Goal: Reproduce the following listing verbatim, line for line.

Input data:
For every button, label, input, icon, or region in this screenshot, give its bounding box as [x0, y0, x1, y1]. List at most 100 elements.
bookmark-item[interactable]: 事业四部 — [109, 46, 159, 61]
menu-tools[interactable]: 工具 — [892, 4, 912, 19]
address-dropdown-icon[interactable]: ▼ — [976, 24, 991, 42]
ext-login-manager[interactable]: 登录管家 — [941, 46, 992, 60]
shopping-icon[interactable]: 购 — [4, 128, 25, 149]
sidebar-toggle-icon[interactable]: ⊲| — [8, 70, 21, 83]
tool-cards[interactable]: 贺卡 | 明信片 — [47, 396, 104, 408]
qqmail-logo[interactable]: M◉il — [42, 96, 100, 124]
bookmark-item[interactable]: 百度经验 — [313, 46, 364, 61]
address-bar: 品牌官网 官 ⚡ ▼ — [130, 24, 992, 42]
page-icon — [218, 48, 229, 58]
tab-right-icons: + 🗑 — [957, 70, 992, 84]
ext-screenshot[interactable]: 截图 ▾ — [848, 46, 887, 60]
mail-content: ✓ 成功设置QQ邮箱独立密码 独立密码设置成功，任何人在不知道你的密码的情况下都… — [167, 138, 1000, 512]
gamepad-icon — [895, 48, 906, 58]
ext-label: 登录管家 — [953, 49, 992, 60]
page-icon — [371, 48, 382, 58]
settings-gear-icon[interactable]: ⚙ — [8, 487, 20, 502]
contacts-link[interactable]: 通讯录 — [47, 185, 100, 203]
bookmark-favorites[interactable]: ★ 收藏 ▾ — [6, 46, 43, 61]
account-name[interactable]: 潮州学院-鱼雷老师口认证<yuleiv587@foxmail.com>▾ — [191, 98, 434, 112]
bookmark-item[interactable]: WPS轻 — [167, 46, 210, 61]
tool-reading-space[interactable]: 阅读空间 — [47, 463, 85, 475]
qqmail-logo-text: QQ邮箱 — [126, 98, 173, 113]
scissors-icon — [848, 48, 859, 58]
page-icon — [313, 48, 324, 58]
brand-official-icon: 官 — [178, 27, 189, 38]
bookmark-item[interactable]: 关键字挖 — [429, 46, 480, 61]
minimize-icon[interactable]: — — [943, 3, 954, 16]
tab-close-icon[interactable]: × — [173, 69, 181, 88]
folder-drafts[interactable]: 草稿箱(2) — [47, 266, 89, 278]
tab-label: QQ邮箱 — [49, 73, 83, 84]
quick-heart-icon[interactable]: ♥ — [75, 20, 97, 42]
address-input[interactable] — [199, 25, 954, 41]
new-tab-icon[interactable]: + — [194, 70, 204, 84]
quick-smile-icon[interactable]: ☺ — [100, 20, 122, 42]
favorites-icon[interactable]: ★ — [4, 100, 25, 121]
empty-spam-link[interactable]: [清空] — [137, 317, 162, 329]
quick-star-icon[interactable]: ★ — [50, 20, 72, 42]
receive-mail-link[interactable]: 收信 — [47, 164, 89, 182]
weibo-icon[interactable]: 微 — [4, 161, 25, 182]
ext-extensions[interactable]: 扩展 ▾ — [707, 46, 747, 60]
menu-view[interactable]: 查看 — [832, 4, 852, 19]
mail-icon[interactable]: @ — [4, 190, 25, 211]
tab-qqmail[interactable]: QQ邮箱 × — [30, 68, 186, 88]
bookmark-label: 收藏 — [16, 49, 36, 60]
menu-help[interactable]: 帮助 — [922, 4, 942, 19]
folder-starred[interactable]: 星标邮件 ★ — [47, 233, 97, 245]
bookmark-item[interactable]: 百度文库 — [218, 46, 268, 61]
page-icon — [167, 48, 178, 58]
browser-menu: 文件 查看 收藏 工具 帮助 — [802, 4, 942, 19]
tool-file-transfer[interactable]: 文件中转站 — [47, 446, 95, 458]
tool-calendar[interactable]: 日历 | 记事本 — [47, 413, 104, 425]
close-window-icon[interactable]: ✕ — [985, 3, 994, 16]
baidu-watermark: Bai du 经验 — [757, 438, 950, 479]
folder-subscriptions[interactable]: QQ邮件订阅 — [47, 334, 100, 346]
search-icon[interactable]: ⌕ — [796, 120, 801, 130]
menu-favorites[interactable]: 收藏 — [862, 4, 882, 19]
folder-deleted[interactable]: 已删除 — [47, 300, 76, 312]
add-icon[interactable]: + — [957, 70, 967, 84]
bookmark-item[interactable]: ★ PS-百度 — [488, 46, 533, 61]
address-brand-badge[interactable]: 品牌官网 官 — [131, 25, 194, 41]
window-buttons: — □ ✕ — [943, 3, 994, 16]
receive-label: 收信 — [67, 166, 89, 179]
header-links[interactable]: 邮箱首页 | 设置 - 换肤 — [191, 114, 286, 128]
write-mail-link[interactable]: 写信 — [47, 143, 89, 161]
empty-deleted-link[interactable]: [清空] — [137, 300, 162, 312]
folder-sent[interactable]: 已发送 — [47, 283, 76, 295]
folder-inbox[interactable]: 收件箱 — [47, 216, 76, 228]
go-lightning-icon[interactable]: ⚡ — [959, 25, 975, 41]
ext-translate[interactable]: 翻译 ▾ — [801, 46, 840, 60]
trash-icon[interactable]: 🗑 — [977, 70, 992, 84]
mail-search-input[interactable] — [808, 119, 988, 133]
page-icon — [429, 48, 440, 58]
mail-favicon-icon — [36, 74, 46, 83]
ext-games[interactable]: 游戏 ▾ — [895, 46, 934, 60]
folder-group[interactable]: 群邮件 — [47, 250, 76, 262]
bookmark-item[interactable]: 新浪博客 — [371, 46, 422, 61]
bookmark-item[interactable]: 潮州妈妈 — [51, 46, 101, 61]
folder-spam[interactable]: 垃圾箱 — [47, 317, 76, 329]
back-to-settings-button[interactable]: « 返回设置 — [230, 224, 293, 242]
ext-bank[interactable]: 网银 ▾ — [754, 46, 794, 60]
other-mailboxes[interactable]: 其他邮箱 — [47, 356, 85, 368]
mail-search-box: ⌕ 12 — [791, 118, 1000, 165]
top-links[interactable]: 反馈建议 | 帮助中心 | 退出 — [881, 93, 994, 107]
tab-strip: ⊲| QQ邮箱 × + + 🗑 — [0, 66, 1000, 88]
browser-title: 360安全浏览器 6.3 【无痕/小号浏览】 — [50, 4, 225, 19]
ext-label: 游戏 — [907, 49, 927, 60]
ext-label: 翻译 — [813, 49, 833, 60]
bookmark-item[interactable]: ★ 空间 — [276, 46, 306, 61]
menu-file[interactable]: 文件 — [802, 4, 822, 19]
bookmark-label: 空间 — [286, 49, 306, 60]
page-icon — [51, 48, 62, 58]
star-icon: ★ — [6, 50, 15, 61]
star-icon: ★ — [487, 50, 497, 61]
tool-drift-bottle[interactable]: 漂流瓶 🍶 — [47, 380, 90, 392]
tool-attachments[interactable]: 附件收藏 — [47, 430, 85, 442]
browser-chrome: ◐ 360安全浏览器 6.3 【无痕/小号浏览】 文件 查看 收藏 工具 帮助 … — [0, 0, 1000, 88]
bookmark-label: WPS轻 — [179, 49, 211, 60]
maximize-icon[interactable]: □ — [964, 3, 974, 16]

Answer to this problem:
For every button, label, input, icon, or region in this screenshot, give its bounding box as [x0, y0, x1, y1]. List at most 100 elements.
bookmark-item[interactable]: 事业四部 — [109, 46, 159, 61]
menu-tools[interactable]: 工具 — [892, 4, 912, 19]
address-dropdown-icon[interactable]: ▼ — [976, 24, 991, 42]
ext-login-manager[interactable]: 登录管家 — [941, 46, 992, 60]
shopping-icon[interactable]: 购 — [4, 128, 25, 149]
sidebar-toggle-icon[interactable]: ⊲| — [8, 70, 21, 83]
tool-cards[interactable]: 贺卡 | 明信片 — [47, 396, 104, 408]
qqmail-logo[interactable]: M◉il — [42, 96, 100, 124]
bookmark-item[interactable]: 百度经验 — [313, 46, 364, 61]
address-bar: 品牌官网 官 ⚡ ▼ — [130, 24, 992, 42]
page-icon — [218, 48, 229, 58]
tab-right-icons: + 🗑 — [957, 70, 992, 84]
ext-screenshot[interactable]: 截图 ▾ — [848, 46, 887, 60]
mail-content: ✓ 成功设置QQ邮箱独立密码 独立密码设置成功，任何人在不知道你的密码的情况下都… — [167, 138, 1000, 512]
gamepad-icon — [895, 48, 906, 58]
ext-label: 登录管家 — [953, 49, 992, 60]
page-icon — [371, 48, 382, 58]
settings-gear-icon[interactable]: ⚙ — [8, 487, 20, 502]
contacts-link[interactable]: 通讯录 — [47, 185, 100, 203]
bookmark-favorites[interactable]: ★ 收藏 ▾ — [6, 46, 43, 61]
account-name[interactable]: 潮州学院-鱼雷老师口认证<yuleiv587@foxmail.com>▾ — [191, 98, 434, 112]
bookmark-item[interactable]: WPS轻 — [167, 46, 210, 61]
tool-reading-space[interactable]: 阅读空间 — [47, 463, 85, 475]
qqmail-logo-text: QQ邮箱 — [126, 98, 173, 113]
scissors-icon — [848, 48, 859, 58]
page-icon — [313, 48, 324, 58]
brand-official-icon: 官 — [178, 27, 189, 38]
bookmark-item[interactable]: 关键字挖 — [429, 46, 480, 61]
minimize-icon[interactable]: — — [943, 3, 954, 16]
tab-close-icon[interactable]: × — [173, 69, 181, 88]
folder-drafts[interactable]: 草稿箱(2) — [47, 266, 89, 278]
tab-label: QQ邮箱 — [49, 73, 83, 84]
quick-heart-icon[interactable]: ♥ — [75, 20, 97, 42]
address-input[interactable] — [199, 25, 954, 41]
new-tab-icon[interactable]: + — [194, 70, 204, 84]
quick-smile-icon[interactable]: ☺ — [100, 20, 122, 42]
favorites-icon[interactable]: ★ — [4, 100, 25, 121]
empty-spam-link[interactable]: [清空] — [137, 317, 162, 329]
quick-star-icon[interactable]: ★ — [50, 20, 72, 42]
receive-mail-link[interactable]: 收信 — [47, 164, 89, 182]
weibo-icon[interactable]: 微 — [4, 161, 25, 182]
ext-extensions[interactable]: 扩展 ▾ — [707, 46, 747, 60]
menu-view[interactable]: 查看 — [832, 4, 852, 19]
mail-icon[interactable]: @ — [4, 190, 25, 211]
tab-qqmail[interactable]: QQ邮箱 × — [30, 68, 186, 88]
bookmark-label: 收藏 — [16, 49, 36, 60]
menu-help[interactable]: 帮助 — [922, 4, 942, 19]
folder-starred[interactable]: 星标邮件 ★ — [47, 233, 97, 245]
bookmark-item[interactable]: 百度文库 — [218, 46, 268, 61]
page-icon — [167, 48, 178, 58]
browser-menu: 文件 查看 收藏 工具 帮助 — [802, 4, 942, 19]
tool-file-transfer[interactable]: 文件中转站 — [47, 446, 95, 458]
tool-calendar[interactable]: 日历 | 记事本 — [47, 413, 104, 425]
close-window-icon[interactable]: ✕ — [985, 3, 994, 16]
baidu-watermark: Bai du 经验 — [757, 438, 950, 479]
folder-subscriptions[interactable]: QQ邮件订阅 — [47, 334, 100, 346]
search-icon[interactable]: ⌕ — [796, 120, 801, 130]
menu-favorites[interactable]: 收藏 — [862, 4, 882, 19]
folder-deleted[interactable]: 已删除 — [47, 300, 76, 312]
add-icon[interactable]: + — [957, 70, 967, 84]
bookmark-item[interactable]: ★ PS-百度 — [488, 46, 533, 61]
address-brand-badge[interactable]: 品牌官网 官 — [131, 25, 194, 41]
window-buttons: — □ ✕ — [943, 3, 994, 16]
receive-label: 收信 — [67, 166, 89, 179]
header-links[interactable]: 邮箱首页 | 设置 - 换肤 — [191, 114, 286, 128]
write-mail-link[interactable]: 写信 — [47, 143, 89, 161]
empty-deleted-link[interactable]: [清空] — [137, 300, 162, 312]
folder-sent[interactable]: 已发送 — [47, 283, 76, 295]
folder-inbox[interactable]: 收件箱 — [47, 216, 76, 228]
go-lightning-icon[interactable]: ⚡ — [959, 25, 975, 41]
ext-translate[interactable]: 翻译 ▾ — [801, 46, 840, 60]
trash-icon[interactable]: 🗑 — [977, 70, 992, 84]
mail-search-input[interactable] — [808, 119, 988, 133]
page-icon — [429, 48, 440, 58]
mail-favicon-icon — [36, 74, 46, 83]
ext-games[interactable]: 游戏 ▾ — [895, 46, 934, 60]
folder-group[interactable]: 群邮件 — [47, 250, 76, 262]
bookmark-item[interactable]: 新浪博客 — [371, 46, 422, 61]
bookmark-item[interactable]: 潮州妈妈 — [51, 46, 101, 61]
folder-spam[interactable]: 垃圾箱 — [47, 317, 76, 329]
back-to-settings-button[interactable]: « 返回设置 — [230, 224, 293, 242]
ext-bank[interactable]: 网银 ▾ — [754, 46, 794, 60]
other-mailboxes[interactable]: 其他邮箱 — [47, 356, 85, 368]
mail-search-box: ⌕ 12 — [791, 118, 1000, 165]
top-links[interactable]: 反馈建议 | 帮助中心 | 退出 — [881, 93, 994, 107]
tab-strip: ⊲| QQ邮箱 × + + 🗑 — [0, 66, 1000, 88]
browser-title: 360安全浏览器 6.3 【无痕/小号浏览】 — [50, 4, 225, 19]
ext-label: 游戏 — [907, 49, 927, 60]
ext-label: 翻译 — [813, 49, 833, 60]
bookmark-item[interactable]: ★ 空间 — [276, 46, 306, 61]
menu-file[interactable]: 文件 — [802, 4, 822, 19]
bookmark-label: 空间 — [286, 49, 306, 60]
page-icon — [51, 48, 62, 58]
star-icon: ★ — [6, 50, 15, 61]
star-icon: ★ — [487, 50, 497, 61]
tool-drift-bottle[interactable]: 漂流瓶 🍶 — [47, 380, 90, 392]
tool-attachments[interactable]: 附件收藏 — [47, 430, 85, 442]
browser-chrome: ◐ 360安全浏览器 6.3 【无痕/小号浏览】 文件 查看 收藏 工具 帮助 … — [0, 0, 1000, 88]
bookmark-label: WPS轻 — [179, 49, 211, 60]
maximize-icon[interactable]: □ — [964, 3, 974, 16]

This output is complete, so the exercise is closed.